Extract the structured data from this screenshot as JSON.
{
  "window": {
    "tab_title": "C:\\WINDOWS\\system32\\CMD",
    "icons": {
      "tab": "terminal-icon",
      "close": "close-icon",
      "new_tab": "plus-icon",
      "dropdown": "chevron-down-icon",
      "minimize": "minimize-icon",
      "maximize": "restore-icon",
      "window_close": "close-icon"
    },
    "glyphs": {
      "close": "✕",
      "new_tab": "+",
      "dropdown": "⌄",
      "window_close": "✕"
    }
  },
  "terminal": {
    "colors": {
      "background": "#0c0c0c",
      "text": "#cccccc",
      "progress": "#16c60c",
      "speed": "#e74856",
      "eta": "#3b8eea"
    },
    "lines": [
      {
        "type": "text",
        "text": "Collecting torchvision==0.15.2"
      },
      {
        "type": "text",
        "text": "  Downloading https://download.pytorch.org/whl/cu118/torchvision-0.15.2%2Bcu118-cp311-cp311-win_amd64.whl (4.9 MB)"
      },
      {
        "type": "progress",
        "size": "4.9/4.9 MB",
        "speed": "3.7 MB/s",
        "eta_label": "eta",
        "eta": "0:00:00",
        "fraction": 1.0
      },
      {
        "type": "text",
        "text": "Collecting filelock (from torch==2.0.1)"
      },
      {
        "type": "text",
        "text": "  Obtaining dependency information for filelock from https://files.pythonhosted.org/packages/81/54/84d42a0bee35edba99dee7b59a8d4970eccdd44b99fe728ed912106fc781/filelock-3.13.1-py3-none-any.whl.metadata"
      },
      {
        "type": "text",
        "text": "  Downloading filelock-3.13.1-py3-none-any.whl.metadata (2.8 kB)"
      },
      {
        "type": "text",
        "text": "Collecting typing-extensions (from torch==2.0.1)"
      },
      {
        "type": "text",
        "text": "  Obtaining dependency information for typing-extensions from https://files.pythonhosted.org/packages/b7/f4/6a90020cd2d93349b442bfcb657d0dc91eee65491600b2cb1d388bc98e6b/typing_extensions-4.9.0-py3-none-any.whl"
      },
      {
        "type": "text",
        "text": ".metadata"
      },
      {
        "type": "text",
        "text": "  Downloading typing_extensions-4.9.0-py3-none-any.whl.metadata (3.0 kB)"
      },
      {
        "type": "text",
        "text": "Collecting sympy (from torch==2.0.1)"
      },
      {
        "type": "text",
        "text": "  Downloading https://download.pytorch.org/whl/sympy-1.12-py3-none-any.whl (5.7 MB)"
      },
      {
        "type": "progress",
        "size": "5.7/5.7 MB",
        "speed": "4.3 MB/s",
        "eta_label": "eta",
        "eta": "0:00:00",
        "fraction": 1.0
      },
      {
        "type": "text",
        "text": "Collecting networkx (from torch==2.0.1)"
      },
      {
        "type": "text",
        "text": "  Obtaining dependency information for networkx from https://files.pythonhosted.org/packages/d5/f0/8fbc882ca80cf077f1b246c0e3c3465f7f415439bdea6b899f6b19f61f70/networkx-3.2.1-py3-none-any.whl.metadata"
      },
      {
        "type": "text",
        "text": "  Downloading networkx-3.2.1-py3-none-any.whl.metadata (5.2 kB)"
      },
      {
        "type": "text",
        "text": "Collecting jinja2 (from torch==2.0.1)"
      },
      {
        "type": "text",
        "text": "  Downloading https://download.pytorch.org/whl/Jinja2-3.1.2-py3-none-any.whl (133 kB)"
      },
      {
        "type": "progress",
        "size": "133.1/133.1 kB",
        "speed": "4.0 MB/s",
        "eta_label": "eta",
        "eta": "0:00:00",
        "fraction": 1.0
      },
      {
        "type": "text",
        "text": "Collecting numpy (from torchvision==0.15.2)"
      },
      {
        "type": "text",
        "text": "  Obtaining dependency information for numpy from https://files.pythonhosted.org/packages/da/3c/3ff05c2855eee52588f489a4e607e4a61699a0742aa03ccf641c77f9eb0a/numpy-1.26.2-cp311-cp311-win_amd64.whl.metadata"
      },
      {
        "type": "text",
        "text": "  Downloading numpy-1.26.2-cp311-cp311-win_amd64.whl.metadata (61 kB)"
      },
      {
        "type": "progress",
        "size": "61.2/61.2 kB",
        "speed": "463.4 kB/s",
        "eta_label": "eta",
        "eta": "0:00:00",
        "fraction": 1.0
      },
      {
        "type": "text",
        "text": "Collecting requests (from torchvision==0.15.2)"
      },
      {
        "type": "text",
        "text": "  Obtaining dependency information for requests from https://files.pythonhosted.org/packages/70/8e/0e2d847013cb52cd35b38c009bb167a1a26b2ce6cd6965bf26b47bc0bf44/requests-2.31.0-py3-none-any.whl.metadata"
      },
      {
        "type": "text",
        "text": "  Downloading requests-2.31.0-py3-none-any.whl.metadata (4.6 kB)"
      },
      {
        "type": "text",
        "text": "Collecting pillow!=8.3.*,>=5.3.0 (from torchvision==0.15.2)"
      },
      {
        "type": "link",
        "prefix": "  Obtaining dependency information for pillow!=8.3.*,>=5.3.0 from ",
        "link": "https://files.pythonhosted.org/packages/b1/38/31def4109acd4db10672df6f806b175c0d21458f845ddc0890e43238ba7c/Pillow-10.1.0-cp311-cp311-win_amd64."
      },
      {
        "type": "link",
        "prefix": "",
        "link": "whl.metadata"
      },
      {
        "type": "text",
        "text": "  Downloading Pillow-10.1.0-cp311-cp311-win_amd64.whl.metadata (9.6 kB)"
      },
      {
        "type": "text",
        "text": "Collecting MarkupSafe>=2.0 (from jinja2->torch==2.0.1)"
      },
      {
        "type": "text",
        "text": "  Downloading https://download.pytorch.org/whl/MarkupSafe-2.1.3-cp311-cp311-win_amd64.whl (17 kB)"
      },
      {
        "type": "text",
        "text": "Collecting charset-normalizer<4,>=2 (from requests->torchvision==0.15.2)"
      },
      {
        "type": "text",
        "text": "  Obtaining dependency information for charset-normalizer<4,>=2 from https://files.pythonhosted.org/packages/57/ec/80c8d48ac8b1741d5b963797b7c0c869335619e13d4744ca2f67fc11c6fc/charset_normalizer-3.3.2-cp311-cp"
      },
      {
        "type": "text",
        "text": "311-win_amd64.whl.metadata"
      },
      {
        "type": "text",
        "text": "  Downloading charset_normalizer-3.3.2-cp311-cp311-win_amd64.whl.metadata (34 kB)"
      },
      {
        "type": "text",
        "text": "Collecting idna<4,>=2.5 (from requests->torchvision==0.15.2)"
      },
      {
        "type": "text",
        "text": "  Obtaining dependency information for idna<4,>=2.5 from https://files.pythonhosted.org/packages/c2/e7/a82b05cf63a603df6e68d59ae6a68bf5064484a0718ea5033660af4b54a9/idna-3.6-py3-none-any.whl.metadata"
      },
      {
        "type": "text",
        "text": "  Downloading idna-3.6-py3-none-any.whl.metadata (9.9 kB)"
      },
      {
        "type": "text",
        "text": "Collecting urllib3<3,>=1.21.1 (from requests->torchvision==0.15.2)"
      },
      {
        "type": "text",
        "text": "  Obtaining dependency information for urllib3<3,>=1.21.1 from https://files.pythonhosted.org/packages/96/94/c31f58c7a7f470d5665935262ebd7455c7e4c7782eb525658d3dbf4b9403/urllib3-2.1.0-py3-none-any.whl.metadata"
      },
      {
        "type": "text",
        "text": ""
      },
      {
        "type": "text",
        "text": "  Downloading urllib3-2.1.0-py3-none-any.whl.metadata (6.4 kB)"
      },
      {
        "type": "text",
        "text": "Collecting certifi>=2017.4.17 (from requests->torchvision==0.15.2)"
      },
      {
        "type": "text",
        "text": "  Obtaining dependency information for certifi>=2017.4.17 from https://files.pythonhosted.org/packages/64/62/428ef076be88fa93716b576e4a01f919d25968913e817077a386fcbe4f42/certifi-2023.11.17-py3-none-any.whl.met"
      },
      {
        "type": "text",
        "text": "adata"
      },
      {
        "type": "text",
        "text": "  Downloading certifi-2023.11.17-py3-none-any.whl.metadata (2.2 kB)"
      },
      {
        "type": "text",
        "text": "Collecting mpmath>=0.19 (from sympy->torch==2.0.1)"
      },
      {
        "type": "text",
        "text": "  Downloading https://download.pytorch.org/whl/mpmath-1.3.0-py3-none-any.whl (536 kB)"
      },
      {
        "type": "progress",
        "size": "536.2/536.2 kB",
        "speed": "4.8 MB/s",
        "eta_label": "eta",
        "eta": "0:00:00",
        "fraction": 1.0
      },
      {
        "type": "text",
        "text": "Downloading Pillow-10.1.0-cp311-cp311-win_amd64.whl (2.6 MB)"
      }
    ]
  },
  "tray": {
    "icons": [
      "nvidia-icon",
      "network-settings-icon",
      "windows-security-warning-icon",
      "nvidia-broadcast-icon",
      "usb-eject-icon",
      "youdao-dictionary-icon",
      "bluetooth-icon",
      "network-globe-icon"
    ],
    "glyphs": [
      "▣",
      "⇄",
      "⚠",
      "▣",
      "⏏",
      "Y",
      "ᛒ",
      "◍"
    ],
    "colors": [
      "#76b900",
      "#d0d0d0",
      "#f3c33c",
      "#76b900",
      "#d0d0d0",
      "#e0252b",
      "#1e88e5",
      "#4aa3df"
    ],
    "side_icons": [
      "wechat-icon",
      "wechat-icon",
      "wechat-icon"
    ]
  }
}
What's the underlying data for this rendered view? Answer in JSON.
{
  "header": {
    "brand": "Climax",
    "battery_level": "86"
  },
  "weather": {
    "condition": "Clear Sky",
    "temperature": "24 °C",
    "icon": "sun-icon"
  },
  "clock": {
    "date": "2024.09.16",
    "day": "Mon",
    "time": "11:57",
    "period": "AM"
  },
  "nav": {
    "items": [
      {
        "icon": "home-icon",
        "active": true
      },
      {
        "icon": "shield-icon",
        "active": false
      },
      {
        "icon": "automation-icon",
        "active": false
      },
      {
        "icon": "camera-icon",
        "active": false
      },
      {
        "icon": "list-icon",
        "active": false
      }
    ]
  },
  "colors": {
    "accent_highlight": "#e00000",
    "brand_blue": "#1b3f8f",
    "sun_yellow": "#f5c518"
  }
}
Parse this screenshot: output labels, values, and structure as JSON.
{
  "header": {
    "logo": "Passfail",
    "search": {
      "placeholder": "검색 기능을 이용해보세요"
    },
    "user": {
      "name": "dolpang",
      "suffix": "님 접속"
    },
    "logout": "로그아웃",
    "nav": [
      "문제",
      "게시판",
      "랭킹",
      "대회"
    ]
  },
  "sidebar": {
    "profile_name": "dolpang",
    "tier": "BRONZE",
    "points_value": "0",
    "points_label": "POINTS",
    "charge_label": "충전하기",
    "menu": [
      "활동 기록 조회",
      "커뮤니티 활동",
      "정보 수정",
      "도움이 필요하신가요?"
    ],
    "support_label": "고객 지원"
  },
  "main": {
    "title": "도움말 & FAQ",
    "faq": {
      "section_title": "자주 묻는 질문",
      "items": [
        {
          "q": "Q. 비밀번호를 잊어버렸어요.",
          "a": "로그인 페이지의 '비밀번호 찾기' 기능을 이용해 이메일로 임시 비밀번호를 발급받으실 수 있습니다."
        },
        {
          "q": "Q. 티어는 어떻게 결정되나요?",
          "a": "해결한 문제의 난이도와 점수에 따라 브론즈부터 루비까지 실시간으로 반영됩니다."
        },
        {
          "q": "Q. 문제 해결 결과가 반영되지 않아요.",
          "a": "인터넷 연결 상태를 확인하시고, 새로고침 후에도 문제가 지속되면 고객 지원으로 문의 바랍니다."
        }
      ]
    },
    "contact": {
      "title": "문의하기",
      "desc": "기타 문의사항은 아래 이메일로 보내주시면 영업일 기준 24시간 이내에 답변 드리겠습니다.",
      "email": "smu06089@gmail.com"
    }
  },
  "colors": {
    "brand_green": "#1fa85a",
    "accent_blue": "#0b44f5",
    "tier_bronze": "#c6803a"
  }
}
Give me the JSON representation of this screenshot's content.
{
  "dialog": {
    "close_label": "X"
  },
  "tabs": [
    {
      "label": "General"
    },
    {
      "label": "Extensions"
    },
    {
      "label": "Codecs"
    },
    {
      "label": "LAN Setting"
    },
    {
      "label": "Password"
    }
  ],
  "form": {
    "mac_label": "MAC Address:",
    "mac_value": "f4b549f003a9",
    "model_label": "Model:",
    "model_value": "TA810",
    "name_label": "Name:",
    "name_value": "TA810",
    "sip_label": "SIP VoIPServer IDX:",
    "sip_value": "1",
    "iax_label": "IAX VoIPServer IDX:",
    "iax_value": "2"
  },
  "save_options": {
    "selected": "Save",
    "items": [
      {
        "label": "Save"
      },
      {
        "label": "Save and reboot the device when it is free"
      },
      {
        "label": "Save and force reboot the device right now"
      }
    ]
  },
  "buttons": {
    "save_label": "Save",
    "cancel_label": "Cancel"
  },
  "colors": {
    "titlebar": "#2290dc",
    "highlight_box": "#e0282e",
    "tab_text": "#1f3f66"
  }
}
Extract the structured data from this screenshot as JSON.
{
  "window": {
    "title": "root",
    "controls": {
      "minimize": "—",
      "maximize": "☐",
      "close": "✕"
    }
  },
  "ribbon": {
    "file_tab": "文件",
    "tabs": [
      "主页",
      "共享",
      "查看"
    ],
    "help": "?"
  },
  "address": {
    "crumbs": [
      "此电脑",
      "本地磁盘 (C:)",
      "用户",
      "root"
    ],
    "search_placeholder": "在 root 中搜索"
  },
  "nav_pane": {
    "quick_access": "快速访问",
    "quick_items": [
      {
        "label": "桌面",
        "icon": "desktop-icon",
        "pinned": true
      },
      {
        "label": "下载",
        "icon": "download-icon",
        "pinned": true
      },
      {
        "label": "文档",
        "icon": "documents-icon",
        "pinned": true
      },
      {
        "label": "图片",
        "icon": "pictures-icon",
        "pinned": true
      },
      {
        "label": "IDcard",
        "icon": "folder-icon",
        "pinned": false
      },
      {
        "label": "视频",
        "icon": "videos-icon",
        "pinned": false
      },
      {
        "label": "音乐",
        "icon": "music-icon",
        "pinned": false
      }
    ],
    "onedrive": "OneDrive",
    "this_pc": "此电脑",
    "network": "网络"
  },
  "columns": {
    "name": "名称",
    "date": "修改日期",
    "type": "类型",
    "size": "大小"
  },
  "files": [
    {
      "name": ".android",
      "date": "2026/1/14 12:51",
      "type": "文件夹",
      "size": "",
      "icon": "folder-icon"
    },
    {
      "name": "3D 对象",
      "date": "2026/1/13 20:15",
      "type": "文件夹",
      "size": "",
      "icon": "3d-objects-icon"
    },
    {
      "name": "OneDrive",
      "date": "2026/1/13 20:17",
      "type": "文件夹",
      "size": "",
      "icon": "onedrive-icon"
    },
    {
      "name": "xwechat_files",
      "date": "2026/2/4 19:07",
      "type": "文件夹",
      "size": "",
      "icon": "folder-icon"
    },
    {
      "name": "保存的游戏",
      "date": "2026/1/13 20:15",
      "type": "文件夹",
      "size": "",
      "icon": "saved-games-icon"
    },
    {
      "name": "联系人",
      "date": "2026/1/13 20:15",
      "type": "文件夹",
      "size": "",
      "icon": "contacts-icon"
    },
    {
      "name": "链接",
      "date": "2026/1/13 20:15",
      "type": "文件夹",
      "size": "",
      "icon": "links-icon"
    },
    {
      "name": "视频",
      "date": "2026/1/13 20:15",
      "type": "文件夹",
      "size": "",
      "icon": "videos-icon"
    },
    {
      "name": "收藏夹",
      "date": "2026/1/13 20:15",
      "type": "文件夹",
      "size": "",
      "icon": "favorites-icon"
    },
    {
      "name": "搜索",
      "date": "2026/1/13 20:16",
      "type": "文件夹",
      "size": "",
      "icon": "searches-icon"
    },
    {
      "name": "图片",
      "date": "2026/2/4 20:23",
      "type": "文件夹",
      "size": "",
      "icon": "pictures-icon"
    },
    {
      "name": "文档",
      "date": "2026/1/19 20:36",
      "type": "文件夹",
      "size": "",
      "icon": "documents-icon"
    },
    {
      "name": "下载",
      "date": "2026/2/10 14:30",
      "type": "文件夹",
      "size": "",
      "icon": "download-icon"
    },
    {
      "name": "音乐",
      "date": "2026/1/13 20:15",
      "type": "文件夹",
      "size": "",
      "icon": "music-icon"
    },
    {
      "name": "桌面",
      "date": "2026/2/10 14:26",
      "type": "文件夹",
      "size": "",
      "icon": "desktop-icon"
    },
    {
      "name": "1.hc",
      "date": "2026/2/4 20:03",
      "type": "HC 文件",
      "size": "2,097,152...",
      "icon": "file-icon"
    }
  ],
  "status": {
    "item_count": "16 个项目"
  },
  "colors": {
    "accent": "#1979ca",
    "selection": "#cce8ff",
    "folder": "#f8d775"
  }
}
***
- **What is being asked**
From the records above, copy every line that holds the word "screenshot".

- **Solution to this exercise**
Extract the structured data from this screenshot as JSON.
Parse this screenshot: output labels, values, and structure as JSON.
Give me the JSON representation of this screenshot's content.
Extract the structured data from this screenshot as JSON.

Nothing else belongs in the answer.